» **SHORT PROBLEM**
Repeat every record exactly, but keep images out of the copy.

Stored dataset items
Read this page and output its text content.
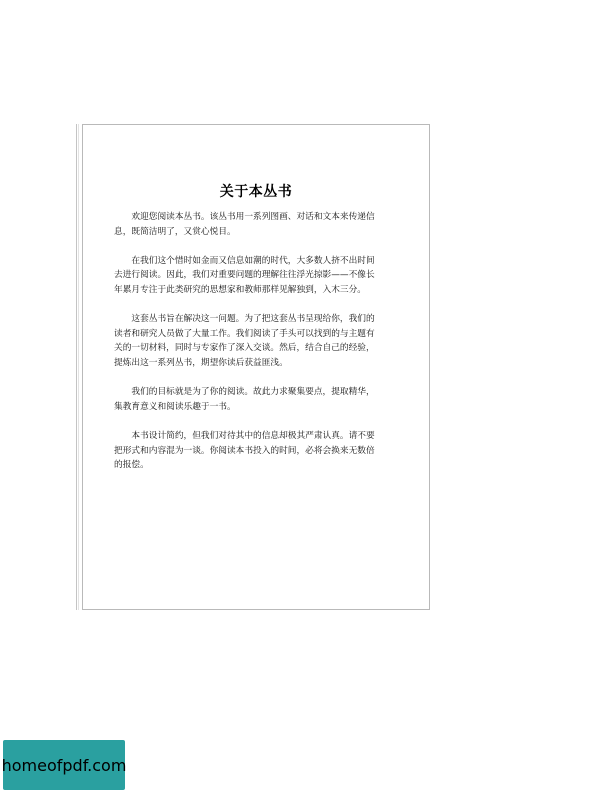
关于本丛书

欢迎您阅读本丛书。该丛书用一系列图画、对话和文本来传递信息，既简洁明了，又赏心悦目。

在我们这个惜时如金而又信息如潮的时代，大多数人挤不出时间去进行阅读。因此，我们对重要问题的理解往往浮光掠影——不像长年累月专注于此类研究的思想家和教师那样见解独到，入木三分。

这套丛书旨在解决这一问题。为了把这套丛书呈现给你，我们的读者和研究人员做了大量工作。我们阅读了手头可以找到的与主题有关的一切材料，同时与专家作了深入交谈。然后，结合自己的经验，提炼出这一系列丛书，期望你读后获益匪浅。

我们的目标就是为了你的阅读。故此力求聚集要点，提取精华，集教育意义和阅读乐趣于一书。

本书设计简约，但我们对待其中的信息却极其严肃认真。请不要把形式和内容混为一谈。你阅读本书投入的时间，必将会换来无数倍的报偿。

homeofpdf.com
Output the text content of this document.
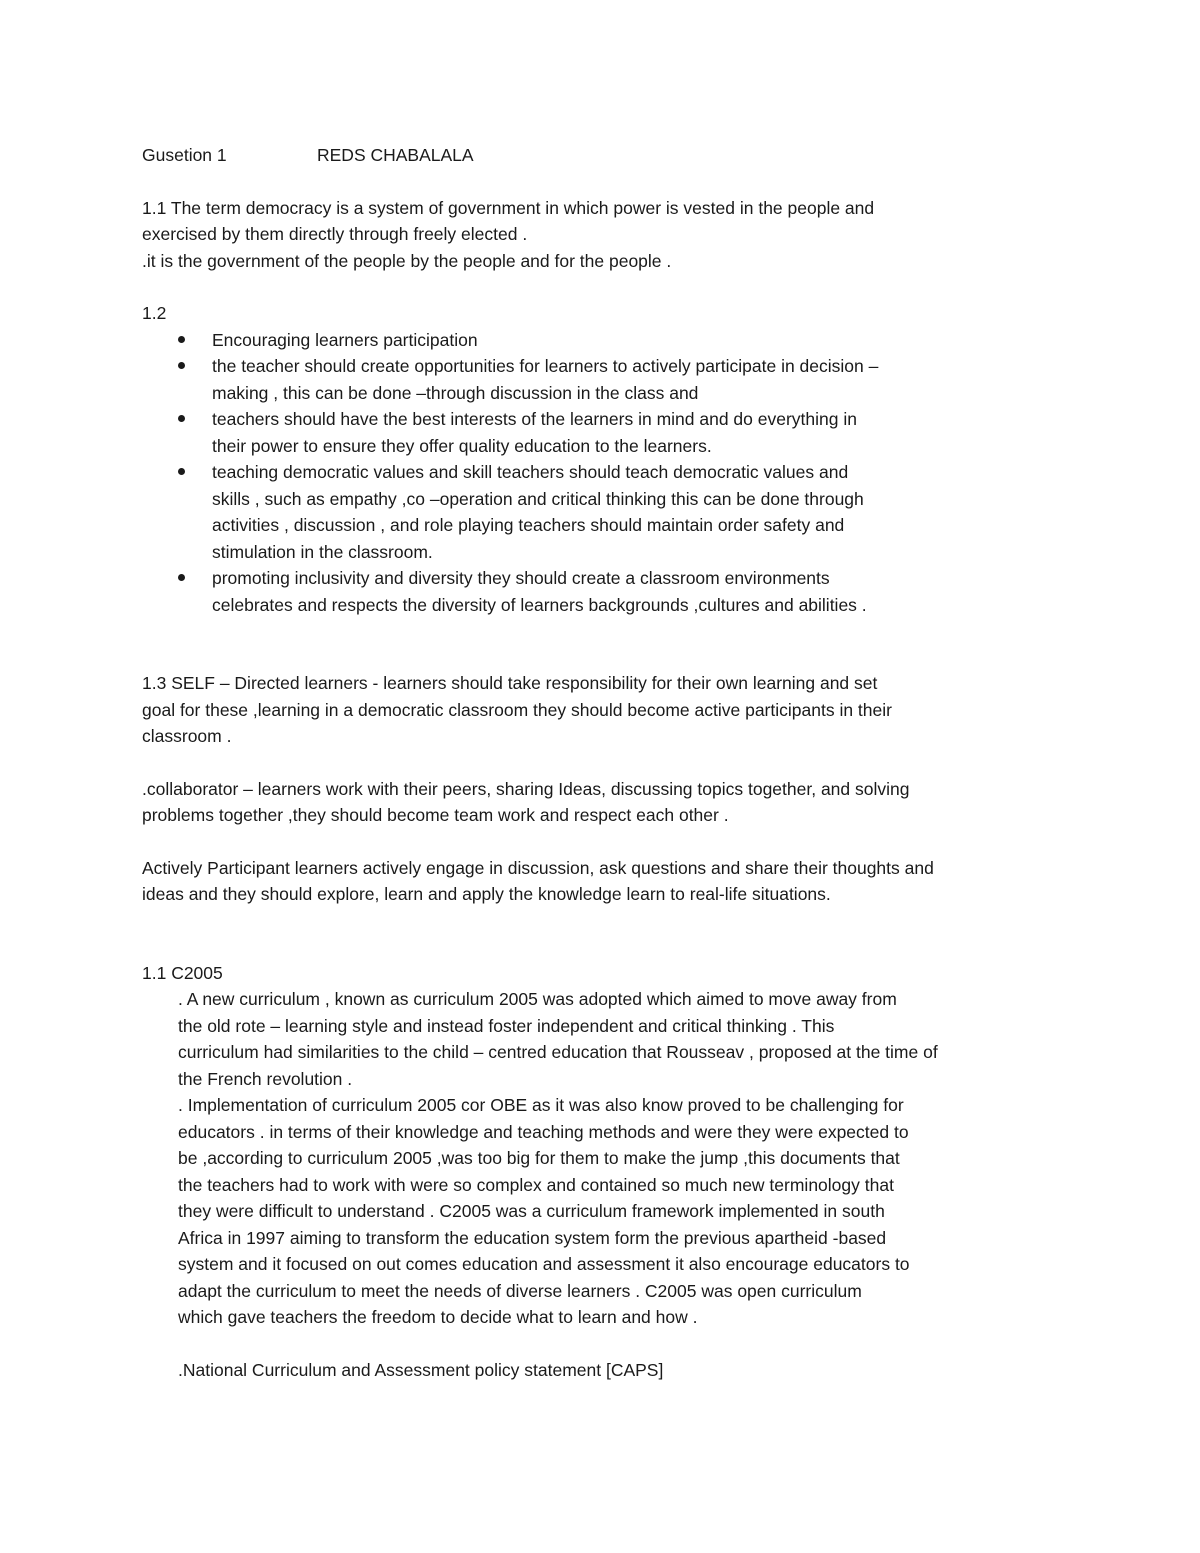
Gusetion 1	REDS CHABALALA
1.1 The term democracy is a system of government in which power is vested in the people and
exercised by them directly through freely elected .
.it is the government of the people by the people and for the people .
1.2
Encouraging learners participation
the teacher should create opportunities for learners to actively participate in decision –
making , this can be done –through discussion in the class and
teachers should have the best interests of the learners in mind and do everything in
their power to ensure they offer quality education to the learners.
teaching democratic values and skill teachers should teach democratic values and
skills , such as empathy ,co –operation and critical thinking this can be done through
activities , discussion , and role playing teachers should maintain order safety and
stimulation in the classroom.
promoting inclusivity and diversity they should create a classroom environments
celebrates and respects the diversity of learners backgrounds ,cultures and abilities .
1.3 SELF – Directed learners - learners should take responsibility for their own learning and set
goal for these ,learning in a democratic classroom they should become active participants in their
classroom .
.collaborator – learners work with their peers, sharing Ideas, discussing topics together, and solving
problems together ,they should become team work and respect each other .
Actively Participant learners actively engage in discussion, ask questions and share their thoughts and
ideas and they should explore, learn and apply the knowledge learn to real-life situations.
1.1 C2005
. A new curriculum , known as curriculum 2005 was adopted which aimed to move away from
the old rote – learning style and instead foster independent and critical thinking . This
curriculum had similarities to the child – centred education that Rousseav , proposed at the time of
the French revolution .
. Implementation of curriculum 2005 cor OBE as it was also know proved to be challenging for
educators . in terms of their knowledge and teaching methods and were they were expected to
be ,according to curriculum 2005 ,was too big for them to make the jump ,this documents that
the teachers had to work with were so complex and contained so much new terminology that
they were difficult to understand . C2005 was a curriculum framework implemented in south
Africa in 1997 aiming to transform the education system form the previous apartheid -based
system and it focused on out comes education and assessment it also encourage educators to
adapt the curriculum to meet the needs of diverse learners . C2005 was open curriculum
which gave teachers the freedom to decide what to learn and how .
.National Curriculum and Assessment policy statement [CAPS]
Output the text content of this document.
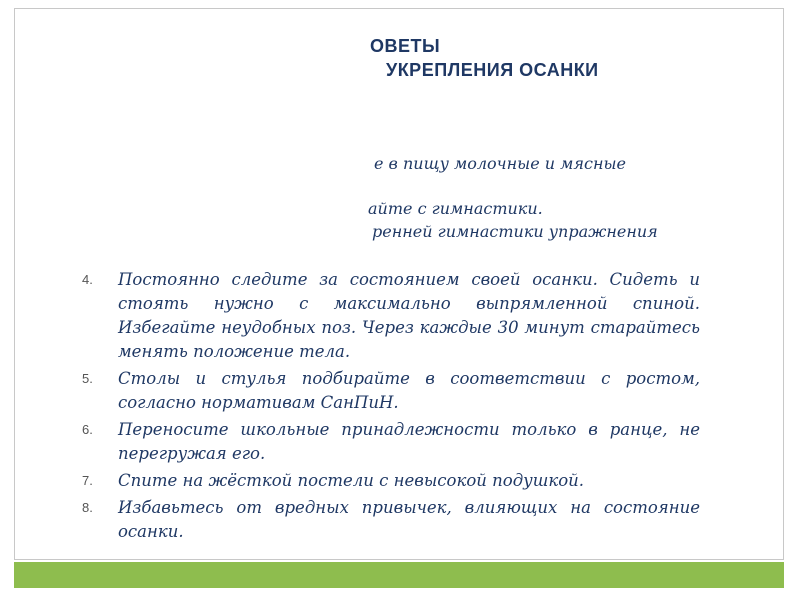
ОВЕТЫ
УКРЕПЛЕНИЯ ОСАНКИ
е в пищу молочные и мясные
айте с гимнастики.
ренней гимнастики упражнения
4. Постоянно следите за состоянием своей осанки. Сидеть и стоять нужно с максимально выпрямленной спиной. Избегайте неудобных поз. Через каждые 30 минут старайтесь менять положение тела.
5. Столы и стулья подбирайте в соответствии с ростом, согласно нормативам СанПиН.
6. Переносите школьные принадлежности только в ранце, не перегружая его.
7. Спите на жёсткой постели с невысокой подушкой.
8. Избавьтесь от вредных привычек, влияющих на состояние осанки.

» **FULL OUTPUT**
Read this page and output its text content.
关于本丛书

欢迎您阅读本丛书。该丛书用一系列图画、对话和文本来传递信息，既简洁明了，又赏心悦目。

在我们这个惜时如金而又信息如潮的时代，大多数人挤不出时间去进行阅读。因此，我们对重要问题的理解往往浮光掠影——不像长年累月专注于此类研究的思想家和教师那样见解独到，入木三分。

这套丛书旨在解决这一问题。为了把这套丛书呈现给你，我们的读者和研究人员做了大量工作。我们阅读了手头可以找到的与主题有关的一切材料，同时与专家作了深入交谈。然后，结合自己的经验，提炼出这一系列丛书，期望你读后获益匪浅。

我们的目标就是为了你的阅读。故此力求聚集要点，提取精华，集教育意义和阅读乐趣于一书。

本书设计简约，但我们对待其中的信息却极其严肃认真。请不要把形式和内容混为一谈。你阅读本书投入的时间，必将会换来无数倍的报偿。

homeofpdf.com
Output the text content of this document.
Gusetion 1	REDS CHABALALA
1.1 The term democracy is a system of government in which power is vested in the people and
exercised by them directly through freely elected .
.it is the government of the people by the people and for the people .
1.2
Encouraging learners participation
the teacher should create opportunities for learners to actively participate in decision –
making , this can be done –through discussion in the class and
teachers should have the best interests of the learners in mind and do everything in
their power to ensure they offer quality education to the learners.
teaching democratic values and skill teachers should teach democratic values and
skills , such as empathy ,co –operation and critical thinking this can be done through
activities , discussion , and role playing teachers should maintain order safety and
stimulation in the classroom.
promoting inclusivity and diversity they should create a classroom environments
celebrates and respects the diversity of learners backgrounds ,cultures and abilities .
1.3 SELF – Directed learners - learners should take responsibility for their own learning and set
goal for these ,learning in a democratic classroom they should become active participants in their
classroom .
.collaborator – learners work with their peers, sharing Ideas, discussing topics together, and solving
problems together ,they should become team work and respect each other .
Actively Participant learners actively engage in discussion, ask questions and share their thoughts and
ideas and they should explore, learn and apply the knowledge learn to real-life situations.
1.1 C2005
. A new curriculum , known as curriculum 2005 was adopted which aimed to move away from
the old rote – learning style and instead foster independent and critical thinking . This
curriculum had similarities to the child – centred education that Rousseav , proposed at the time of
the French revolution .
. Implementation of curriculum 2005 cor OBE as it was also know proved to be challenging for
educators . in terms of their knowledge and teaching methods and were they were expected to
be ,according to curriculum 2005 ,was too big for them to make the jump ,this documents that
the teachers had to work with were so complex and contained so much new terminology that
they were difficult to understand . C2005 was a curriculum framework implemented in south
Africa in 1997 aiming to transform the education system form the previous apartheid -based
system and it focused on out comes education and assessment it also encourage educators to
adapt the curriculum to meet the needs of diverse learners . C2005 was open curriculum
which gave teachers the freedom to decide what to learn and how .
.National Curriculum and Assessment policy statement [CAPS]
Output the text content of this document.
ОВЕТЫ
УКРЕПЛЕНИЯ ОСАНКИ
е в пищу молочные и мясные
айте с гимнастики.
ренней гимнастики упражнения
4. Постоянно следите за состоянием своей осанки. Сидеть и стоять нужно с максимально выпрямленной спиной. Избегайте неудобных поз. Через каждые 30 минут старайтесь менять положение тела.
5. Столы и стулья подбирайте в соответствии с ростом, согласно нормативам СанПиН.
6. Переносите школьные принадлежности только в ранце, не перегружая его.
7. Спите на жёсткой постели с невысокой подушкой.
8. Избавьтесь от вредных привычек, влияющих на состояние осанки.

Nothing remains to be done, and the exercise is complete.